Copy each line of the records that contains the word "JSON".

#### Supplied information ####

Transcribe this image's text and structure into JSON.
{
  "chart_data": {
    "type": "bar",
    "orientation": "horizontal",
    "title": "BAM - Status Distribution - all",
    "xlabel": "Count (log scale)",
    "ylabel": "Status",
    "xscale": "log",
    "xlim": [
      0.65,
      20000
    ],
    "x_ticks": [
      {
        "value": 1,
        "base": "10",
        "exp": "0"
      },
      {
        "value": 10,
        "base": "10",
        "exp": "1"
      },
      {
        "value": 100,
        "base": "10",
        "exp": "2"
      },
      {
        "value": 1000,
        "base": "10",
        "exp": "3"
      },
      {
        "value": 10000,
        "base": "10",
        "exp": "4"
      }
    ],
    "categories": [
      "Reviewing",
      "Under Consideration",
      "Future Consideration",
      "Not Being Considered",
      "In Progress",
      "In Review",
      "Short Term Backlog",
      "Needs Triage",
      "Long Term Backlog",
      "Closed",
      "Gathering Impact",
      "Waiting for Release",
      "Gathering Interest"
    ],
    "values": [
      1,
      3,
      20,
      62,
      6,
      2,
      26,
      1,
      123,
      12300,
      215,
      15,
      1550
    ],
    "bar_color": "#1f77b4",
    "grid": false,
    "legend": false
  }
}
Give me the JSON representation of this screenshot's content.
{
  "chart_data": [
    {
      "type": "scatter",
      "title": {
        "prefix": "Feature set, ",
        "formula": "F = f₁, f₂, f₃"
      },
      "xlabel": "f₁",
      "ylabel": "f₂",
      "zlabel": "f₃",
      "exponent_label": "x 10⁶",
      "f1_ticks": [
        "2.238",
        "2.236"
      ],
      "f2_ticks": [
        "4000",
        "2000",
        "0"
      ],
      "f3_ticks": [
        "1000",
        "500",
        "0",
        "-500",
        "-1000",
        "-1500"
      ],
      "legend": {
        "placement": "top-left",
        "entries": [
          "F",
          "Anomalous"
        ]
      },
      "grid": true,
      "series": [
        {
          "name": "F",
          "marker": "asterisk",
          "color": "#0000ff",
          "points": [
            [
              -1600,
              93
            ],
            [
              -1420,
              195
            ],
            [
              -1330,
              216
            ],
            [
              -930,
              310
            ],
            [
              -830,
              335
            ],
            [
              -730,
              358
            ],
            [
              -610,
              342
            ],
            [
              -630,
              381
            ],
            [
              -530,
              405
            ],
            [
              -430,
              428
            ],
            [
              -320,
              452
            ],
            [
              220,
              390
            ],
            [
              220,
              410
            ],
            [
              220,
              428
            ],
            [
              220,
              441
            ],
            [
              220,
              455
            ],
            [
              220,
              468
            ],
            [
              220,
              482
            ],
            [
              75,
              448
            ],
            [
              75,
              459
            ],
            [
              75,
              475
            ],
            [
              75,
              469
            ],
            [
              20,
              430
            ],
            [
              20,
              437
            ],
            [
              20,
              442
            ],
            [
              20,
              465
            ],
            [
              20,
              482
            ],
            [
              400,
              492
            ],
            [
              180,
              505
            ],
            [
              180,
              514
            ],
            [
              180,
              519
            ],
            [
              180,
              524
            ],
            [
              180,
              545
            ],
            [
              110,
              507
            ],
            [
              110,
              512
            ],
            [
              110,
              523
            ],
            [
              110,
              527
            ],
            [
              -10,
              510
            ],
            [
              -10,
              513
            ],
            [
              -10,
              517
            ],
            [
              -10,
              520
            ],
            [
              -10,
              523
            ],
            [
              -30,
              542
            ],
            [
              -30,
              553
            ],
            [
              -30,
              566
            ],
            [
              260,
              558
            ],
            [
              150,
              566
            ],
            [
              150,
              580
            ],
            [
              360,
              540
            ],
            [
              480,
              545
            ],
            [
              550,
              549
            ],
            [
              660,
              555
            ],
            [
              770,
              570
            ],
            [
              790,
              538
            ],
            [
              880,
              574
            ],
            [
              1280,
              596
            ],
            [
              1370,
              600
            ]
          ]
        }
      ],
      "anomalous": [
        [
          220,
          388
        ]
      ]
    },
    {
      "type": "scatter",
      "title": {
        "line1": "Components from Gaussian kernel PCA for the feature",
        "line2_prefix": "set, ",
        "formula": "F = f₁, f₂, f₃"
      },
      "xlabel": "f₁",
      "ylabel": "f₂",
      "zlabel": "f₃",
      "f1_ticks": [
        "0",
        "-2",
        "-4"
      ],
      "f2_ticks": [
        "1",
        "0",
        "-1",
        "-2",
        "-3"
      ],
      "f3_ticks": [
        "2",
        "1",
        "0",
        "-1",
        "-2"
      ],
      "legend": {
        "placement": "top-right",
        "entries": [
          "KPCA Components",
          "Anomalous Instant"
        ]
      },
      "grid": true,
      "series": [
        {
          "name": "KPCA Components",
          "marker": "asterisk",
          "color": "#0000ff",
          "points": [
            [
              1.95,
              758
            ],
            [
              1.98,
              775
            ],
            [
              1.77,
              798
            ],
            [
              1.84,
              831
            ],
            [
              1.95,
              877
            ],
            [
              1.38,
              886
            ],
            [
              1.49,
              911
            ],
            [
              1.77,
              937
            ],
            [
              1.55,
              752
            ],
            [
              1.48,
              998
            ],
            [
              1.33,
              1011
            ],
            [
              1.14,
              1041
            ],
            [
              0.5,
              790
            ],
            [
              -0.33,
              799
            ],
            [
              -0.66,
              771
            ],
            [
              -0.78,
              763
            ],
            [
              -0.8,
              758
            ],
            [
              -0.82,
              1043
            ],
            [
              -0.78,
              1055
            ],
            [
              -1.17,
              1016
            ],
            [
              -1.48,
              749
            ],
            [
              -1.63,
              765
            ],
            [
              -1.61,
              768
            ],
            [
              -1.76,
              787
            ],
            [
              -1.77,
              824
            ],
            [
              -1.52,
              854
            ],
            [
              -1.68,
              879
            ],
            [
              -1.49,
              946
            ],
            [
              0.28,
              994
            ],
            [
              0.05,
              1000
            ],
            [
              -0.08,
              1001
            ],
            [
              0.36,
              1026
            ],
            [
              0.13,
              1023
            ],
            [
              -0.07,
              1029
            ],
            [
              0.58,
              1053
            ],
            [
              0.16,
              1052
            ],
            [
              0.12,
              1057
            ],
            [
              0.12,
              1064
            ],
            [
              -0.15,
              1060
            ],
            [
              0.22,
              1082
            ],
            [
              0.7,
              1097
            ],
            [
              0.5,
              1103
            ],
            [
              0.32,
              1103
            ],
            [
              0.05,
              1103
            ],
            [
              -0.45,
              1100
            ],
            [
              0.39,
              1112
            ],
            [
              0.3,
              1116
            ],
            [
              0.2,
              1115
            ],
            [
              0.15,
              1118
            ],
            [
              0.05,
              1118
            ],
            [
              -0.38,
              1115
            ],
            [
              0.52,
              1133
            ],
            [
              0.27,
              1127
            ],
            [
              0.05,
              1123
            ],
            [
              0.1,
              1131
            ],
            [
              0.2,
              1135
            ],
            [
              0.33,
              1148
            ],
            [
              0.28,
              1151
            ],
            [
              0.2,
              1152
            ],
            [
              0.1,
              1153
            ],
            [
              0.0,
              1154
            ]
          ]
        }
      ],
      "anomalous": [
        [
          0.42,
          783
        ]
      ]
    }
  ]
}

####

# Response to this exercise
Transcribe this image's text and structure into JSON.
Give me the JSON representation of this screenshot's content.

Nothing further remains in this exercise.